### Collected data
— Start —

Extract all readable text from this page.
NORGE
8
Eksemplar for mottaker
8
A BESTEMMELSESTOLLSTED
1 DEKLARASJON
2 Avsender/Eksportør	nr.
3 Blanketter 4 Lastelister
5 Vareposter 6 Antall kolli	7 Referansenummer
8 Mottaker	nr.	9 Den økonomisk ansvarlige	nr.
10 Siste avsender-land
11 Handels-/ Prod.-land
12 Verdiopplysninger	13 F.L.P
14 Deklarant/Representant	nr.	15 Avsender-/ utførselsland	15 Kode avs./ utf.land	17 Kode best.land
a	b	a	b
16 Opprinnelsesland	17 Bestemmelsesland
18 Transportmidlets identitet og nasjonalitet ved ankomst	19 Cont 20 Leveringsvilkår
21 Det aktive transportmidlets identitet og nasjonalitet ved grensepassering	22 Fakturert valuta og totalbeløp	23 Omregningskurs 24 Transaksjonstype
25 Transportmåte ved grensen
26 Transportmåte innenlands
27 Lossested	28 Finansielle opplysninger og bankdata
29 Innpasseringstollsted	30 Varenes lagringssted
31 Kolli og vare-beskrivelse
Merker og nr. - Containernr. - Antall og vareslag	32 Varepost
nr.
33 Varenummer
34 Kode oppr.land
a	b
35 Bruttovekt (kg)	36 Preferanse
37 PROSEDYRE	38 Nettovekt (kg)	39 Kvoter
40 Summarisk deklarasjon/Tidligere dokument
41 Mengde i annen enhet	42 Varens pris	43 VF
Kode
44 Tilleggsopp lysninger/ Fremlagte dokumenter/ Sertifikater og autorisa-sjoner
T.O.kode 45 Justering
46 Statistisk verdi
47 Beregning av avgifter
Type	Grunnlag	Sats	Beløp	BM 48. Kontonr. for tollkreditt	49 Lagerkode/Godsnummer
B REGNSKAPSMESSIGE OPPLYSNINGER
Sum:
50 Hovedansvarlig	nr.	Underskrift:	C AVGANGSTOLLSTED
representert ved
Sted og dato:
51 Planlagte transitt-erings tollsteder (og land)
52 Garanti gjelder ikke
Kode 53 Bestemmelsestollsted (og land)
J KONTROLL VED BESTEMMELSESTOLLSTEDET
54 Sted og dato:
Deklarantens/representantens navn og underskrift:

— End —
— Start —

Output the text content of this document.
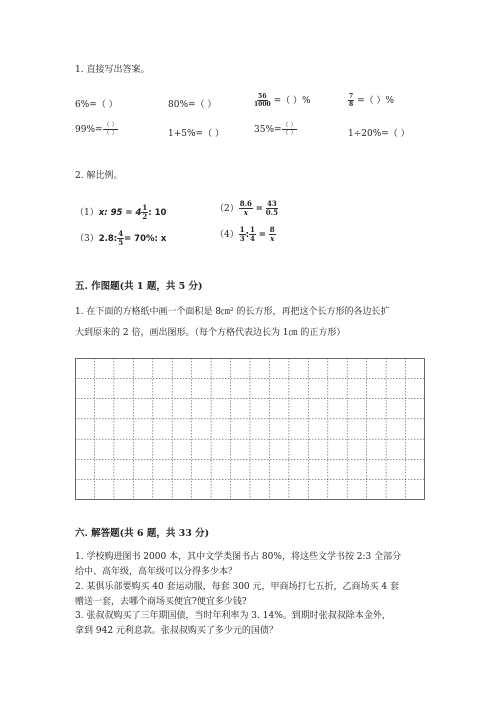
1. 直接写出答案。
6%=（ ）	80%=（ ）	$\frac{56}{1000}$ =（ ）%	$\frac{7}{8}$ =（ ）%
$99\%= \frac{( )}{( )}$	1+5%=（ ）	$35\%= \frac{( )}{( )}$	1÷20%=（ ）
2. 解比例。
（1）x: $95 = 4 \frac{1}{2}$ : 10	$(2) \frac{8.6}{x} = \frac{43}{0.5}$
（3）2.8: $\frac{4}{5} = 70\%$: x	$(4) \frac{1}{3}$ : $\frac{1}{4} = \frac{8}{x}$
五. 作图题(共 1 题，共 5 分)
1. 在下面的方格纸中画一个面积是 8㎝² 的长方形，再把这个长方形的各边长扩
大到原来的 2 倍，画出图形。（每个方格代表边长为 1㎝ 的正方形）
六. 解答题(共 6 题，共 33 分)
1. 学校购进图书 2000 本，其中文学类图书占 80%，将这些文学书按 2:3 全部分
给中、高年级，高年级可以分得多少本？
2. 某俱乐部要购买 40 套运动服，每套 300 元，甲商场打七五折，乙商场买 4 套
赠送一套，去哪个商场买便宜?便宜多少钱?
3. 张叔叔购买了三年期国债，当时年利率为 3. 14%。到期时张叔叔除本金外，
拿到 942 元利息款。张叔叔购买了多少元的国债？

— End —

### WRITTEN REQUEST
Write only the number of lines in the records that include the word "Antall".

### OUTPUT FOR THIS TASK
2